#### Data

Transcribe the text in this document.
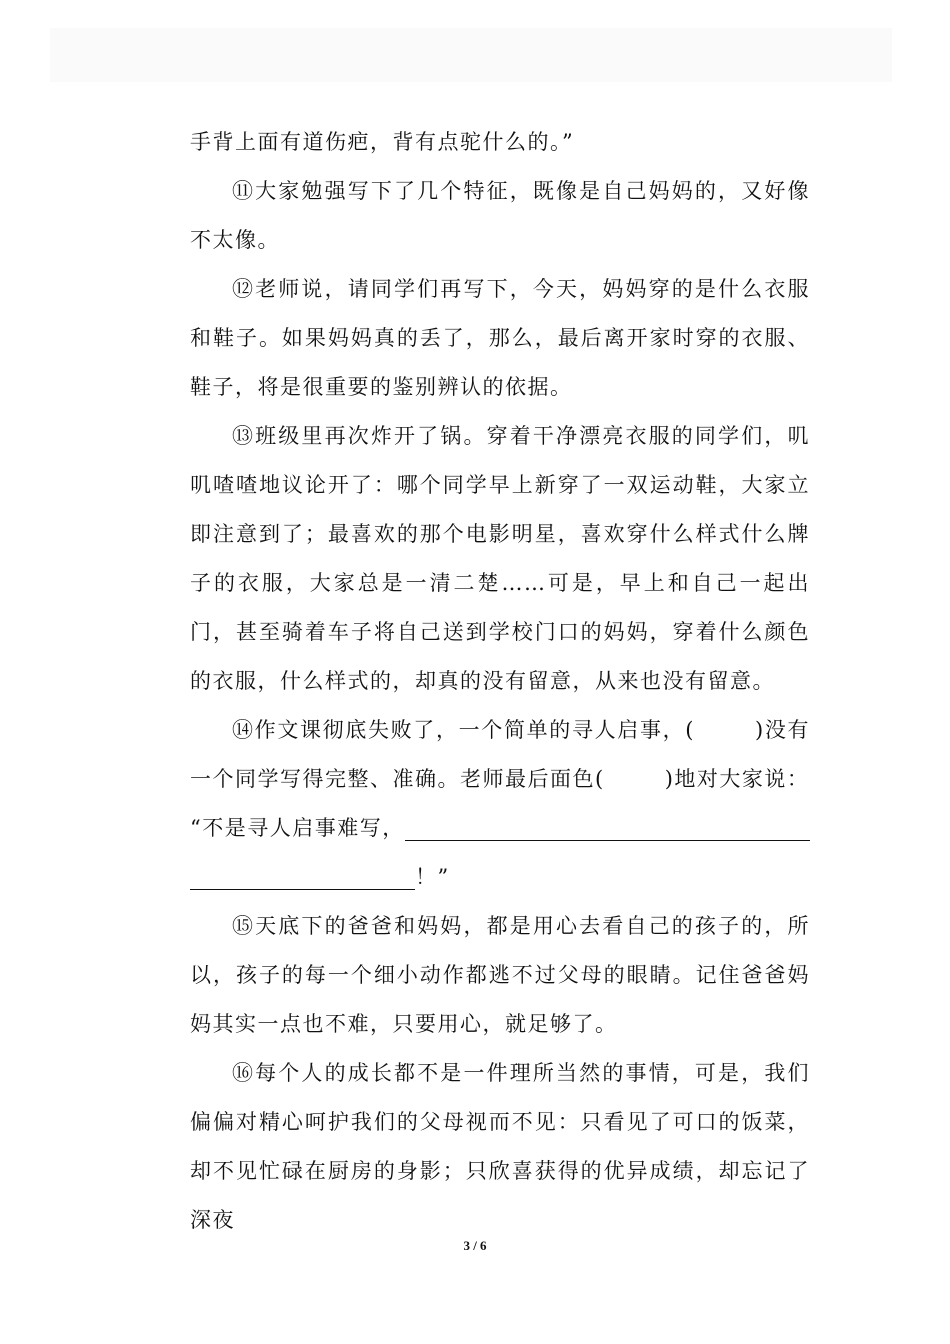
手背上面有道伤疤，背有点驼什么的。”

⑪大家勉强写下了几个特征，既像是自己妈妈的，又好像不太像。

⑫老师说，请同学们再写下，今天，妈妈穿的是什么衣服和鞋子。如果妈妈真的丢了，那么，最后离开家时穿的衣服、鞋子，将是很重要的鉴别辨认的依据。

⑬班级里再次炸开了锅。穿着干净漂亮衣服的同学们，叽叽喳喳地议论开了：哪个同学早上新穿了一双运动鞋，大家立即注意到了；最喜欢的那个电影明星，喜欢穿什么样式什么牌子的衣服，大家总是一清二楚……可是，早上和自己一起出门，甚至骑着车子将自己送到学校门口的妈妈，穿着什么颜色的衣服，什么样式的，却真的没有留意，从来也没有留意。

⑭作文课彻底失败了，一个简单的寻人启事，(	)没有一个同学写得完整、准确。老师最后面色(	)地对大家说：
“不是寻人启事难写，
！”

⑮天底下的爸爸和妈妈，都是用心去看自己的孩子的，所以，孩子的每一个细小动作都逃不过父母的眼睛。记住爸爸妈妈其实一点也不难，只要用心，就足够了。

⑯每个人的成长都不是一件理所当然的事情，可是，我们偏偏对精心呵护我们的父母视而不见：只看见了可口的饭菜，却不见忙碌在厨房的身影；只欣喜获得的优异成绩，却忘记了深夜

3 / 6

#### To be done
Copy every line of the data word for word, omitting the images.

#### Task response
Transcribe the text in this document.
手背上面有道伤疤，背有点驼什么的。”

⑪大家勉强写下了几个特征，既像是自己妈妈的，又好像不太像。

⑫老师说，请同学们再写下，今天，妈妈穿的是什么衣服和鞋子。如果妈妈真的丢了，那么，最后离开家时穿的衣服、鞋子，将是很重要的鉴别辨认的依据。

⑬班级里再次炸开了锅。穿着干净漂亮衣服的同学们，叽叽喳喳地议论开了：哪个同学早上新穿了一双运动鞋，大家立即注意到了；最喜欢的那个电影明星，喜欢穿什么样式什么牌子的衣服，大家总是一清二楚……可是，早上和自己一起出门，甚至骑着车子将自己送到学校门口的妈妈，穿着什么颜色的衣服，什么样式的，却真的没有留意，从来也没有留意。

⑭作文课彻底失败了，一个简单的寻人启事，(	)没有一个同学写得完整、准确。老师最后面色(	)地对大家说：
“不是寻人启事难写，
！”

⑮天底下的爸爸和妈妈，都是用心去看自己的孩子的，所以，孩子的每一个细小动作都逃不过父母的眼睛。记住爸爸妈妈其实一点也不难，只要用心，就足够了。

⑯每个人的成长都不是一件理所当然的事情，可是，我们偏偏对精心呵护我们的父母视而不见：只看见了可口的饭菜，却不见忙碌在厨房的身影；只欣喜获得的优异成绩，却忘记了深夜

3 / 6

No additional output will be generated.